Excerpt provided:

_ _ _

Getting error while restarting one of the Weblogic server instance


####<Sep 13, 2007 6:45:44 PM IST> <Error> <EmbeddedLDAP> <bng1web2prod> <itms> <[ACTIVE] ExecuteThread: '0' for queue: 'weblog
ic.kernel.Default (self-tuning)'> <<WLS Kernel>> <> <> <1189689344635> <000000> <Error opening the Transaction Log: ./servers/
itms/data/ldap/ldapfiles/EmbeddedLDAP.tran (Permission denied)>
####<Sep 13, 2007 6:45:44 PM IST> <Error> <EmbeddedLDAP> <bng1web2prod> <itms> <[ACTIVE] ExecuteThread: '0' for queue: 'weblog
ic.kernel.Default (self-tuning)'> <<WLS Kernel>> <> <> <1189689344637> <000000> <Error Instantiating 'dc=web2prod-Domain': nul
l>
####<Sep 13, 2007 6:45:44 PM IST> <Critical> <EmbeddedLDAP> <bng1web2prod> <itms> <[ACTIVE] ExecuteThread: '0' for queue: 'web
logic.kernel.Default (self-tuning)'> <<WLS Kernel>> <> <> <1189689344653> <BEA-171521> <An error occurred while initializing t
he Embedded LDAP Server. The exception thown is java.lang.ClassCastException: com.octetstring.vde.backend.BackendRoot. This ma
y indicate a problem with the data files for the Embedded LDAP Server. This managed server has a replica of the data contained
 on the Master Embedded LDAP Server in the Admin server. This replica has been marked invalid and will be refreshed on the nex
t boot of the managed server. Retry the reboot of this server.>
####<Sep 13, 2007 6:45:44 PM IST> <Critical> <WebLogicServer> <bng1web2prod> <itms> <main> <<WLS Kernel>> <> <> <1189689344667
<BEA-000362> <Server failed. Reason:

While restarting WL instance on 9.2 I got the above-mentioned error and I found that server is getting started but again it’s getting forced shutdown.

_ _ _

Data provided:

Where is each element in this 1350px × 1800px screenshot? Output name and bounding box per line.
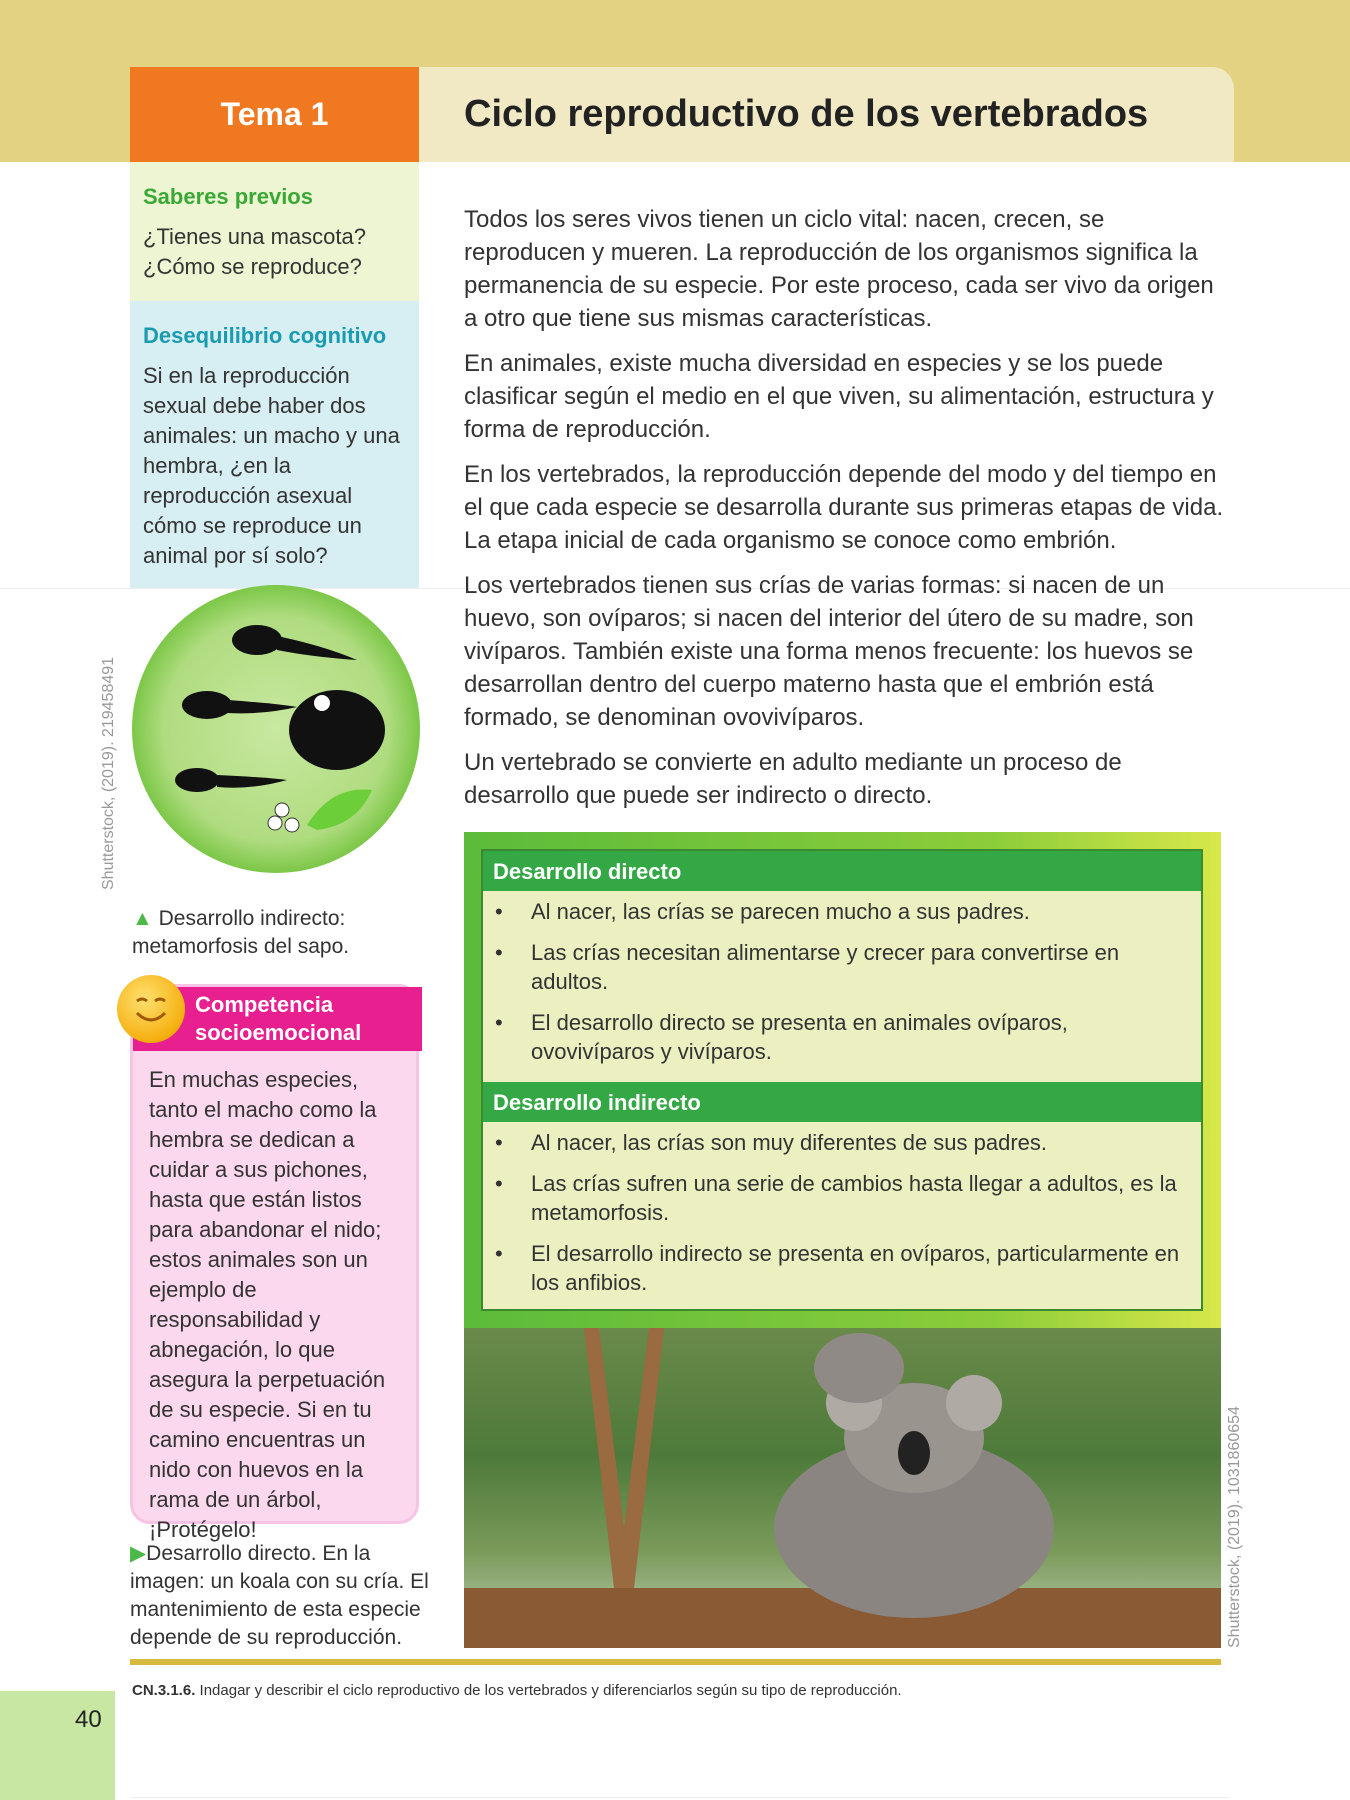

_ _ _

Directive:
Can you repeat the part of the WebLogic restart error post starting at "While restarting WL" and ending at "getting forced shutdown."?

Output:
While restarting WL instance on 9.2 I got the above-mentioned error and I found that server is getting started but again it’s getting forced shutdown.